# TASK BRIEF
Your task is to repeat the entries underneath exactly, minus the pictures.

# AVAILABLE DATA
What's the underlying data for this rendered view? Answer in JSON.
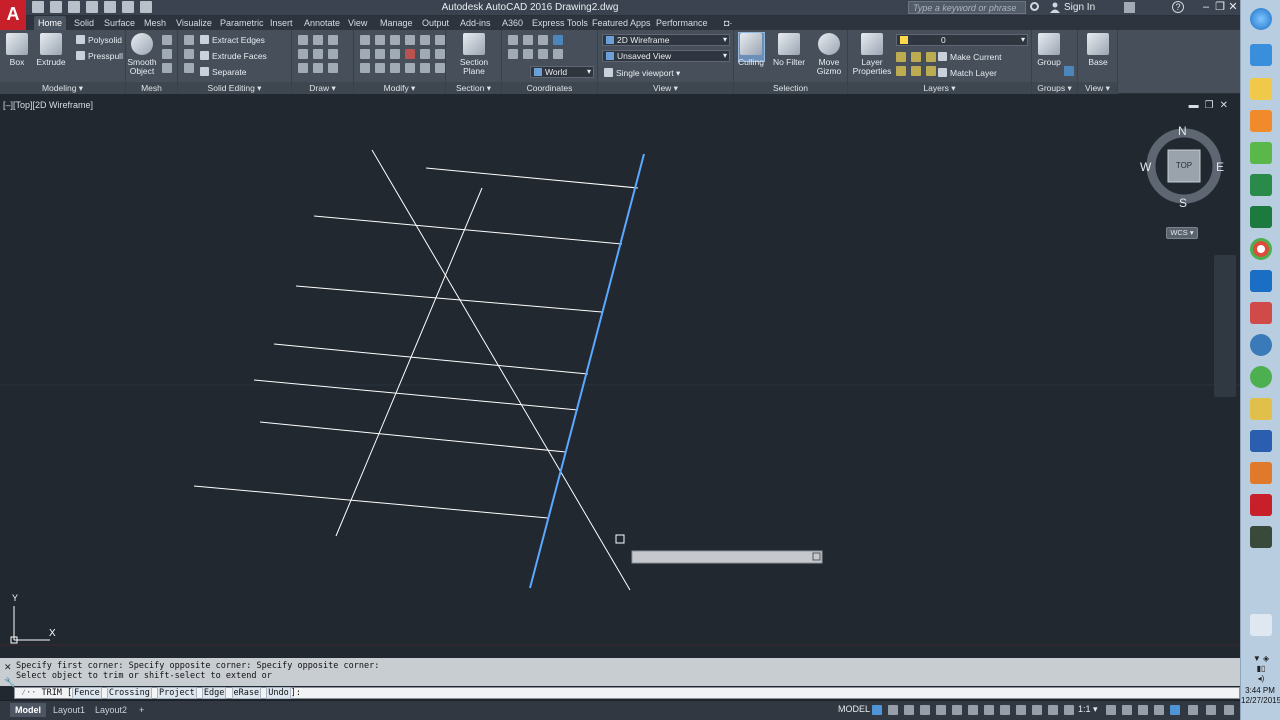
{
  "window": {
    "title": "Autodesk AutoCAD 2016   Drawing2.dwg",
    "logo": "A",
    "search_placeholder": "Type a keyword or phrase",
    "sign_in": "Sign In",
    "help": "?",
    "minimize": "–",
    "restore": "❐",
    "close": "✕"
  },
  "ribbon_tabs": [
    "Home",
    "Solid",
    "Surface",
    "Mesh",
    "Visualize",
    "Parametric",
    "Insert",
    "Annotate",
    "View",
    "Manage",
    "Output",
    "Add-ins",
    "A360",
    "Express Tools",
    "Featured Apps",
    "Performance"
  ],
  "ribbon": {
    "modeling": {
      "label": "Modeling ▾",
      "box": "Box",
      "extrude": "Extrude",
      "polysolid": "Polysolid",
      "presspull": "Presspull"
    },
    "mesh": {
      "label": "Mesh",
      "smooth_object": "Smooth Object"
    },
    "solid_editing": {
      "label": "Solid Editing ▾",
      "extract_edges": "Extract Edges",
      "extrude_faces": "Extrude Faces",
      "separate": "Separate"
    },
    "draw": {
      "label": "Draw ▾"
    },
    "modify": {
      "label": "Modify ▾"
    },
    "section": {
      "label": "Section ▾",
      "section_plane": "Section Plane"
    },
    "coordinates": {
      "label": "Coordinates",
      "world": "World"
    },
    "view": {
      "label": "View ▾",
      "visual_style": "2D Wireframe",
      "named_view": "Unsaved View",
      "viewport": "Single viewport ▾"
    },
    "selection": {
      "label": "Selection",
      "culling": "Culling",
      "no_filter": "No Filter",
      "move_gizmo": "Move Gizmo"
    },
    "layers": {
      "label": "Layers ▾",
      "layer_properties": "Layer Properties",
      "layer_name": "0",
      "make_current": "Make Current",
      "match_layer": "Match Layer"
    },
    "groups": {
      "label": "Groups ▾",
      "group": "Group"
    },
    "view2": {
      "label": "View ▾",
      "base": "Base"
    }
  },
  "viewport": {
    "label": "[–][Top][2D Wireframe]",
    "controls": "▬❐✕",
    "viewcube": {
      "n": "N",
      "s": "S",
      "e": "E",
      "w": "W",
      "face": "TOP"
    },
    "wcs": "WCS ▾",
    "ucs_x": "X",
    "ucs_y": "Y"
  },
  "command": {
    "history_1": "Specify first corner: Specify opposite corner: Specify opposite corner:",
    "history_2": "Select object to trim or shift-select to extend or",
    "prompt_icon": "⁄·· ",
    "command_name": "TRIM [",
    "options": [
      "Fence",
      "Crossing",
      "Project",
      "Edge",
      "eRase",
      "Undo"
    ],
    "suffix": "]:"
  },
  "layout_tabs": [
    "Model",
    "Layout1",
    "Layout2",
    "+"
  ],
  "status": {
    "model": "MODEL",
    "scale": "1:1 ▾"
  },
  "clock": {
    "time": "3:44 PM",
    "date": "12/27/2015"
  },
  "colors": {
    "canvas": "#212830",
    "selected_line": "#5aa8ff",
    "line": "#ffffff",
    "accent": "#c8202a"
  }
}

# CORRECT ANSWER
What's the underlying data for this rendered view? Answer in JSON.
{
  "window": {
    "title": "Autodesk AutoCAD 2016   Drawing2.dwg",
    "logo": "A",
    "search_placeholder": "Type a keyword or phrase",
    "sign_in": "Sign In",
    "help": "?",
    "minimize": "–",
    "restore": "❐",
    "close": "✕"
  },
  "ribbon_tabs": [
    "Home",
    "Solid",
    "Surface",
    "Mesh",
    "Visualize",
    "Parametric",
    "Insert",
    "Annotate",
    "View",
    "Manage",
    "Output",
    "Add-ins",
    "A360",
    "Express Tools",
    "Featured Apps",
    "Performance"
  ],
  "ribbon": {
    "modeling": {
      "label": "Modeling ▾",
      "box": "Box",
      "extrude": "Extrude",
      "polysolid": "Polysolid",
      "presspull": "Presspull"
    },
    "mesh": {
      "label": "Mesh",
      "smooth_object": "Smooth Object"
    },
    "solid_editing": {
      "label": "Solid Editing ▾",
      "extract_edges": "Extract Edges",
      "extrude_faces": "Extrude Faces",
      "separate": "Separate"
    },
    "draw": {
      "label": "Draw ▾"
    },
    "modify": {
      "label": "Modify ▾"
    },
    "section": {
      "label": "Section ▾",
      "section_plane": "Section Plane"
    },
    "coordinates": {
      "label": "Coordinates",
      "world": "World"
    },
    "view": {
      "label": "View ▾",
      "visual_style": "2D Wireframe",
      "named_view": "Unsaved View",
      "viewport": "Single viewport ▾"
    },
    "selection": {
      "label": "Selection",
      "culling": "Culling",
      "no_filter": "No Filter",
      "move_gizmo": "Move Gizmo"
    },
    "layers": {
      "label": "Layers ▾",
      "layer_properties": "Layer Properties",
      "layer_name": "0",
      "make_current": "Make Current",
      "match_layer": "Match Layer"
    },
    "groups": {
      "label": "Groups ▾",
      "group": "Group"
    },
    "view2": {
      "label": "View ▾",
      "base": "Base"
    }
  },
  "viewport": {
    "label": "[–][Top][2D Wireframe]",
    "controls": "▬❐✕",
    "viewcube": {
      "n": "N",
      "s": "S",
      "e": "E",
      "w": "W",
      "face": "TOP"
    },
    "wcs": "WCS ▾",
    "ucs_x": "X",
    "ucs_y": "Y"
  },
  "command": {
    "history_1": "Specify first corner: Specify opposite corner: Specify opposite corner:",
    "history_2": "Select object to trim or shift-select to extend or",
    "prompt_icon": "⁄·· ",
    "command_name": "TRIM [",
    "options": [
      "Fence",
      "Crossing",
      "Project",
      "Edge",
      "eRase",
      "Undo"
    ],
    "suffix": "]:"
  },
  "layout_tabs": [
    "Model",
    "Layout1",
    "Layout2",
    "+"
  ],
  "status": {
    "model": "MODEL",
    "scale": "1:1 ▾"
  },
  "clock": {
    "time": "3:44 PM",
    "date": "12/27/2015"
  },
  "colors": {
    "canvas": "#212830",
    "selected_line": "#5aa8ff",
    "line": "#ffffff",
    "accent": "#c8202a"
  }
}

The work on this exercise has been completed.